Written request:
Below are some records. Copy every line in them that holds "JSON".

Dataset listings of figures:
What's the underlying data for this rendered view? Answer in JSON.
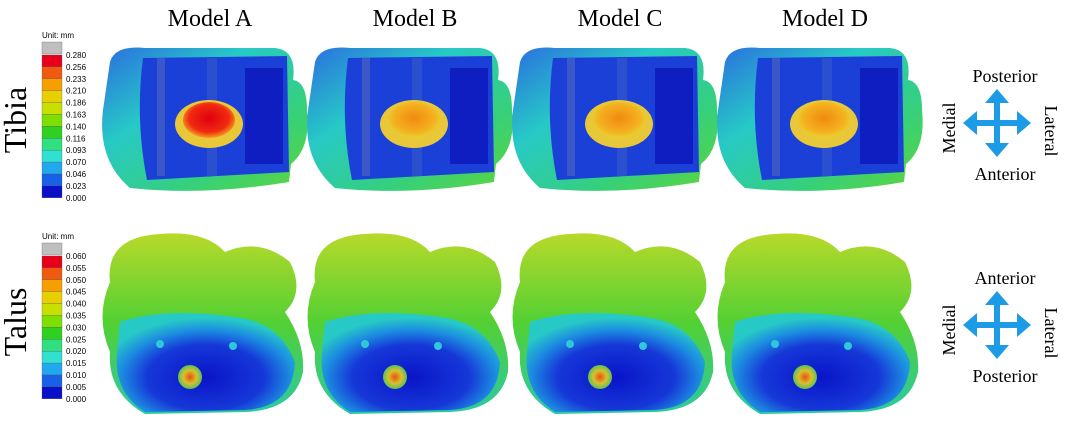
{
  "columns": [
    "Model A",
    "Model B",
    "Model C",
    "Model D"
  ],
  "rows": [
    {
      "label": "Tibia",
      "legend": {
        "unit": "Unit: mm",
        "ticks": [
          "0.280",
          "0.256",
          "0.233",
          "0.210",
          "0.186",
          "0.163",
          "0.140",
          "0.116",
          "0.093",
          "0.070",
          "0.046",
          "0.023",
          "0.000"
        ]
      },
      "orientation": {
        "top": "Posterior",
        "bottom": "Anterior",
        "left": "Medial",
        "right": "Lateral"
      }
    },
    {
      "label": "Talus",
      "legend": {
        "unit": "Unit: mm",
        "ticks": [
          "0.060",
          "0.055",
          "0.050",
          "0.045",
          "0.040",
          "0.035",
          "0.030",
          "0.025",
          "0.020",
          "0.015",
          "0.010",
          "0.005",
          "0.000"
        ]
      },
      "orientation": {
        "top": "Anterior",
        "bottom": "Posterior",
        "left": "Medial",
        "right": "Lateral"
      }
    }
  ]
}
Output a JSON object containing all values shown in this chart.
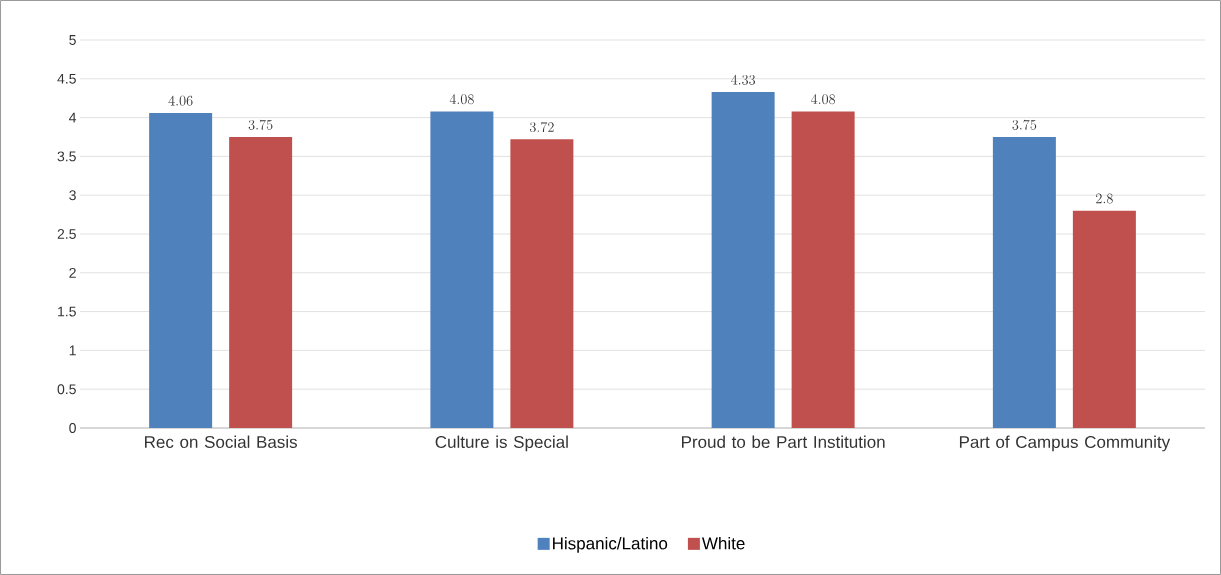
{
  "chart_data": {
    "type": "bar",
    "categories": [
      "Rec on Social Basis",
      "Culture is Special",
      "Proud to be Part Institution",
      "Part of Campus Community"
    ],
    "series": [
      {
        "name": "Hispanic/Latino",
        "color": "#4f81bd",
        "values": [
          4.06,
          4.08,
          4.33,
          3.75
        ]
      },
      {
        "name": "White",
        "color": "#c0504d",
        "values": [
          3.75,
          3.72,
          4.08,
          2.8
        ]
      }
    ],
    "ylim": [
      0,
      5
    ],
    "yticks": [
      0,
      0.5,
      1,
      1.5,
      2,
      2.5,
      3,
      3.5,
      4,
      4.5,
      5
    ],
    "grid": "y",
    "legend": "bottom",
    "data_labels": true
  }
}
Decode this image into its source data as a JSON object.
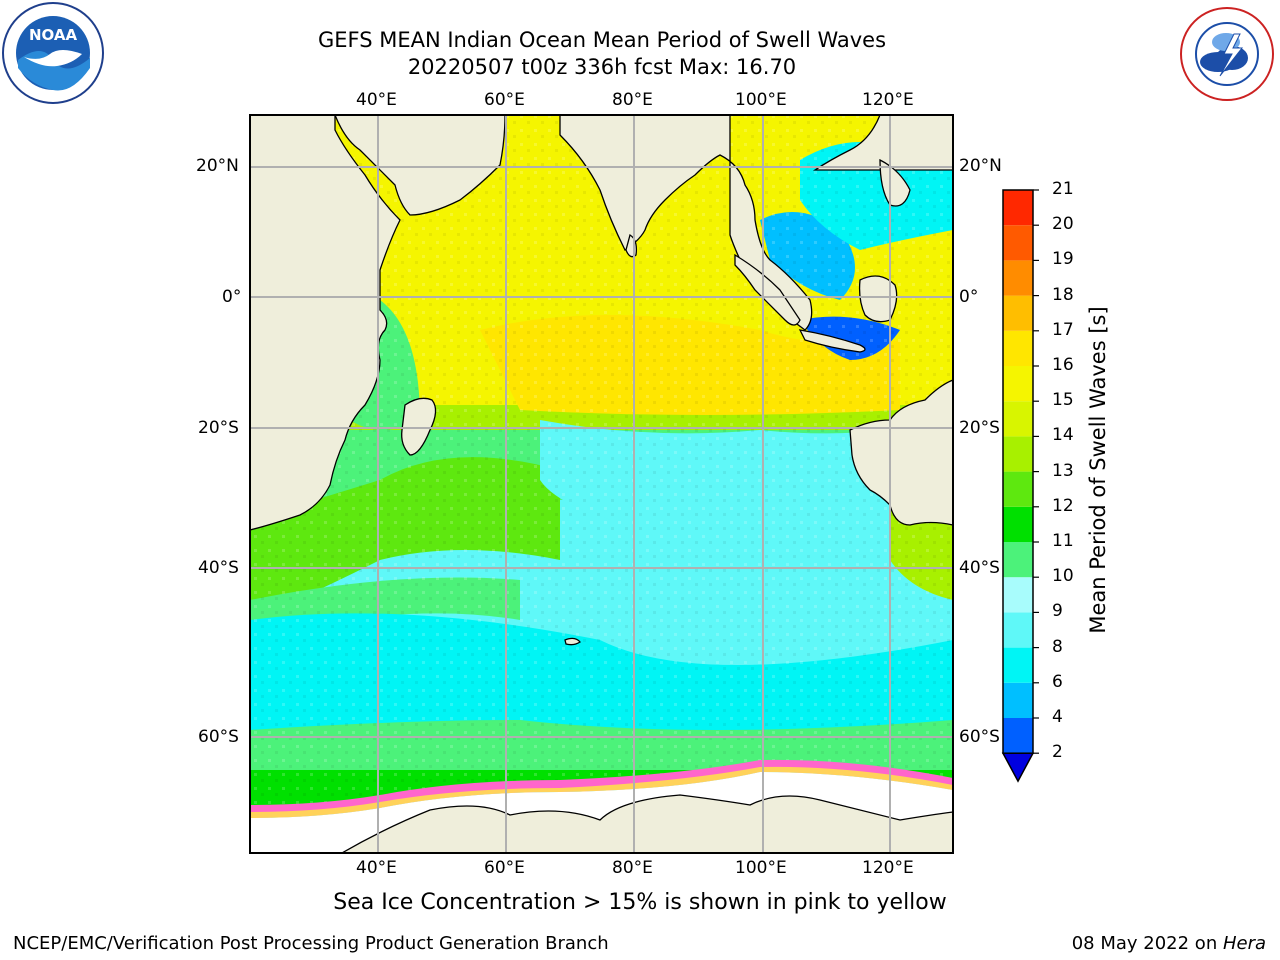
{
  "title": {
    "line1": "GEFS MEAN Indian Ocean Mean Period of Swell Waves",
    "line2": "20220507 t00z 336h fcst   Max: 16.70"
  },
  "logos": {
    "left": {
      "name": "NOAA",
      "text": "NOAA",
      "ring_text": "NATIONAL OCEANIC AND ATMOSPHERIC ADMINISTRATION · U.S. DEPARTMENT OF COMMERCE"
    },
    "right": {
      "name": "National Weather Service",
      "ring_text": "NATIONAL WEATHER SERVICE"
    }
  },
  "map": {
    "lon_ticks_top": [
      "40°E",
      "60°E",
      "80°E",
      "100°E",
      "120°E"
    ],
    "lon_ticks_bottom": [
      "40°E",
      "60°E",
      "80°E",
      "100°E",
      "120°E"
    ],
    "lat_ticks_left": [
      "20°N",
      "0°",
      "20°S",
      "40°S",
      "60°S"
    ],
    "lat_ticks_right": [
      "20°N",
      "0°",
      "20°S",
      "40°S",
      "60°S"
    ],
    "colors": {
      "land": "#efeedb",
      "sea_ice": "#ffffff",
      "grid": "#b0b0b0"
    }
  },
  "colorbar": {
    "title": "Mean Period of Swell Waves [s]",
    "labels": [
      "2",
      "4",
      "6",
      "8",
      "9",
      "10",
      "11",
      "12",
      "13",
      "14",
      "15",
      "16",
      "17",
      "18",
      "19",
      "20",
      "21"
    ],
    "colors": [
      "#0060ff",
      "#00bfff",
      "#00f5f5",
      "#5ff8f8",
      "#a8fcfc",
      "#4cf27a",
      "#00e000",
      "#5ee80f",
      "#a8f000",
      "#d8f500",
      "#f5f500",
      "#ffe600",
      "#ffbe00",
      "#ff8c00",
      "#ff5a00",
      "#ff2800"
    ],
    "under_color": "#0000e0"
  },
  "caption": "Sea Ice Concentration > 15% is shown in pink to yellow",
  "footer": {
    "left": "NCEP/EMC/Verification Post Processing Product Generation Branch",
    "right_prefix": "08 May 2022 on ",
    "right_machine": "Hera"
  }
}
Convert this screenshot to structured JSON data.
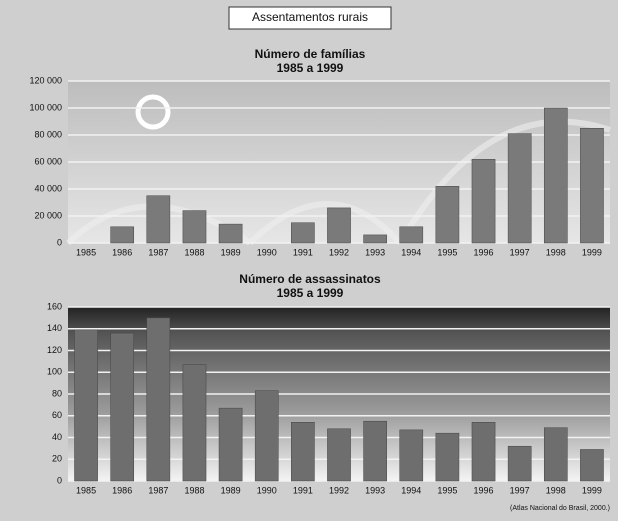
{
  "title": "Assentamentos rurais",
  "source": "(Atlas Nacional do Brasil, 2000.)",
  "chart_data": [
    {
      "type": "bar",
      "title": "Número de famílias",
      "subtitle": "1985 a 1999",
      "categories": [
        "1985",
        "1986",
        "1987",
        "1988",
        "1989",
        "1990",
        "1991",
        "1992",
        "1993",
        "1994",
        "1995",
        "1996",
        "1997",
        "1998",
        "1999"
      ],
      "values": [
        0,
        12000,
        35000,
        24000,
        14000,
        0,
        15000,
        26000,
        6000,
        12000,
        42000,
        62000,
        81000,
        100000,
        85000
      ],
      "color": "#7a7a7a",
      "ylim": [
        0,
        120000
      ],
      "yticks": [
        0,
        {
          "value": 20000,
          "label": "20 000"
        },
        {
          "value": 40000,
          "label": "40 000"
        },
        {
          "value": 60000,
          "label": "60 000"
        },
        {
          "value": 80000,
          "label": "80 000"
        },
        {
          "value": 100000,
          "label": "100 000"
        },
        {
          "value": 120000,
          "label": "120 000"
        }
      ],
      "grid": true
    },
    {
      "type": "bar",
      "title": "Número de assassinatos",
      "subtitle": "1985 a 1999",
      "categories": [
        "1985",
        "1986",
        "1987",
        "1988",
        "1989",
        "1990",
        "1991",
        "1992",
        "1993",
        "1994",
        "1995",
        "1996",
        "1997",
        "1998",
        "1999"
      ],
      "values": [
        139,
        136,
        150,
        107,
        67,
        83,
        54,
        48,
        55,
        47,
        44,
        54,
        32,
        49,
        29
      ],
      "color": "#6e6e6e",
      "ylim": [
        0,
        160
      ],
      "yticks": [
        0,
        20,
        40,
        60,
        80,
        100,
        120,
        140,
        160
      ],
      "grid": true
    }
  ]
}
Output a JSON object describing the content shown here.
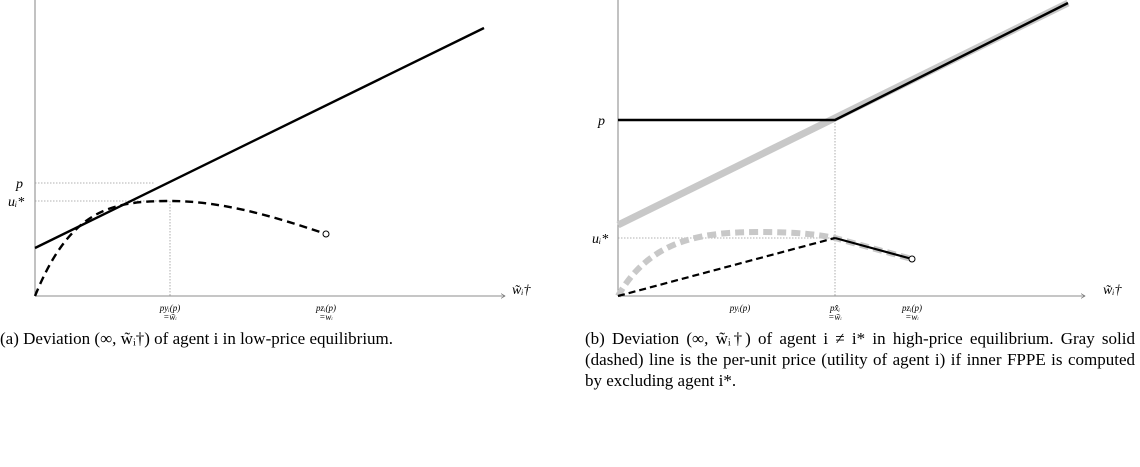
{
  "panels": [
    {
      "y_labels": [
        "p",
        "uᵢ*"
      ],
      "x_axis_label": "w̃ᵢ†",
      "x_labels": [
        [
          "pyᵢ(p)",
          "=w̃ᵢ"
        ],
        [
          "pzᵢ(p)",
          "=wᵢ"
        ]
      ],
      "caption": "(a) Deviation (∞, w̃ᵢ†) of agent i in low-price equilibrium."
    },
    {
      "y_labels": [
        "p",
        "uᵢ*"
      ],
      "x_axis_label": "w̃ᵢ†",
      "x_labels": [
        [
          "pyᵢ(p)"
        ],
        [
          "px̂ᵢ",
          "=w̃ᵢ"
        ],
        [
          "pzᵢ(p)",
          "=wᵢ"
        ]
      ],
      "caption": "(b) Deviation (∞, w̃ᵢ†) of agent i ≠ i* in high-price equilibrium. Gray solid (dashed) line is the per-unit price (utility of agent i) if inner FPPE is computed by excluding agent i*."
    }
  ]
}
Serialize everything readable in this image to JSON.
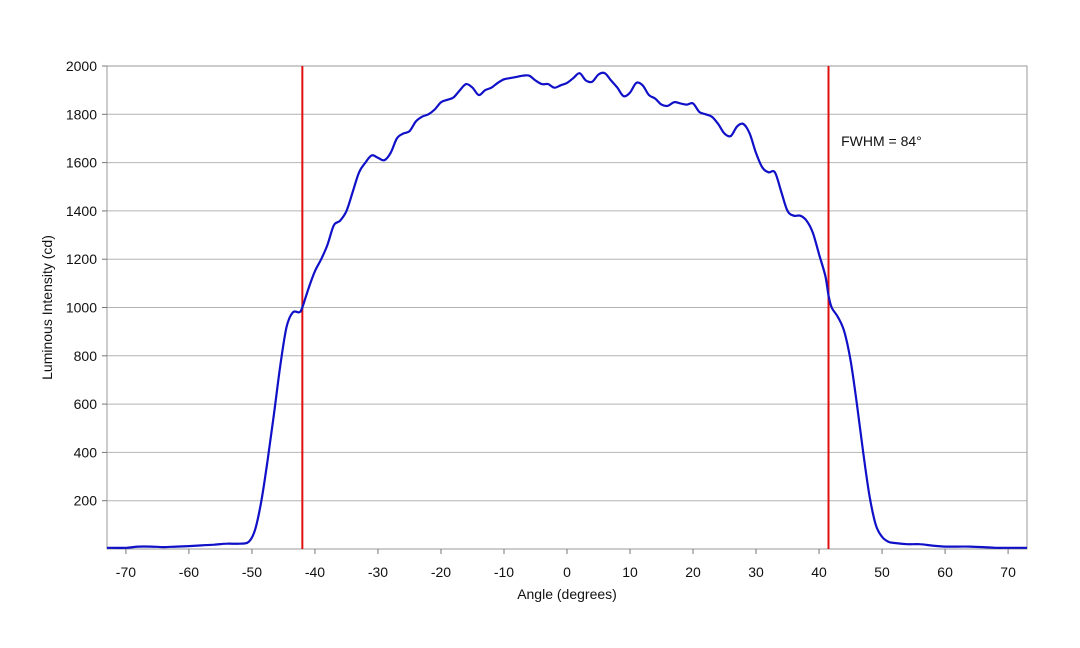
{
  "chart_data": {
    "type": "line",
    "xlabel": "Angle (degrees)",
    "ylabel": "Luminous Intensity (cd)",
    "xlim": [
      -73,
      73
    ],
    "ylim": [
      0,
      2000
    ],
    "x_ticks": [
      -70,
      -60,
      -50,
      -40,
      -30,
      -20,
      -10,
      0,
      10,
      20,
      30,
      40,
      50,
      60,
      70
    ],
    "y_ticks": [
      200,
      400,
      600,
      800,
      1000,
      1200,
      1400,
      1600,
      1800,
      2000
    ],
    "grid": "horizontal",
    "legend": "none",
    "colors": {
      "series": "#1010c8",
      "markers": "#e01010",
      "grid": "#b4b4b4"
    },
    "series": [
      {
        "x": [
          -73,
          -70,
          -68,
          -66,
          -64,
          -62,
          -60,
          -58,
          -56,
          -54,
          -52,
          -50.5,
          -49.5,
          -48.5,
          -47.5,
          -46.5,
          -45.5,
          -44.5,
          -43.5,
          -42.5,
          -42,
          -41,
          -40,
          -39,
          -38,
          -37,
          -36,
          -35,
          -34,
          -33,
          -32,
          -31,
          -30,
          -29,
          -28,
          -27,
          -26,
          -25,
          -24,
          -23,
          -22,
          -21,
          -20,
          -19,
          -18,
          -17,
          -16,
          -15,
          -14,
          -13,
          -12,
          -11,
          -10,
          -9,
          -8,
          -7,
          -6,
          -5,
          -4,
          -3,
          -2,
          -1,
          0,
          1,
          2,
          3,
          4,
          5,
          6,
          7,
          8,
          9,
          10,
          11,
          12,
          13,
          14,
          15,
          16,
          17,
          18,
          19,
          20,
          21,
          22,
          23,
          24,
          25,
          26,
          27,
          28,
          29,
          30,
          31,
          32,
          33,
          34,
          35,
          36,
          37,
          38,
          39,
          40,
          41,
          41.5,
          42,
          43,
          44,
          45,
          46,
          47,
          48,
          49,
          50,
          51,
          52,
          54,
          56,
          58,
          60,
          62,
          64,
          66,
          68,
          70,
          73
        ],
        "y": [
          5,
          5,
          10,
          10,
          8,
          10,
          12,
          15,
          18,
          22,
          22,
          30,
          80,
          200,
          370,
          560,
          760,
          920,
          980,
          980,
          1000,
          1080,
          1150,
          1200,
          1260,
          1340,
          1360,
          1400,
          1480,
          1560,
          1600,
          1630,
          1620,
          1610,
          1640,
          1700,
          1720,
          1730,
          1770,
          1790,
          1800,
          1820,
          1850,
          1860,
          1870,
          1900,
          1925,
          1910,
          1880,
          1900,
          1910,
          1930,
          1945,
          1950,
          1955,
          1960,
          1960,
          1940,
          1925,
          1925,
          1910,
          1920,
          1930,
          1950,
          1970,
          1940,
          1935,
          1965,
          1970,
          1940,
          1910,
          1875,
          1890,
          1930,
          1920,
          1880,
          1865,
          1840,
          1835,
          1850,
          1845,
          1840,
          1845,
          1810,
          1800,
          1790,
          1760,
          1720,
          1710,
          1750,
          1760,
          1720,
          1640,
          1580,
          1560,
          1560,
          1480,
          1400,
          1380,
          1380,
          1360,
          1310,
          1220,
          1130,
          1050,
          1000,
          960,
          900,
          780,
          600,
          400,
          220,
          100,
          50,
          30,
          25,
          20,
          20,
          14,
          10,
          10,
          10,
          8,
          5,
          5,
          5
        ]
      }
    ],
    "vertical_lines": [
      -42,
      41.5
    ],
    "annotations": [
      {
        "text": "FWHM = 84°",
        "x": 43.5,
        "y": 1690
      }
    ]
  }
}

Result of the task:
What's the underlying data for this rendered view? Answer in JSON.
Output a JSON object containing all values shown in this chart.
Decode this image into its source data as a JSON object.
Convert this screenshot to structured JSON data.
Output a JSON object describing the content shown here.
Serialize everything readable in this image to JSON.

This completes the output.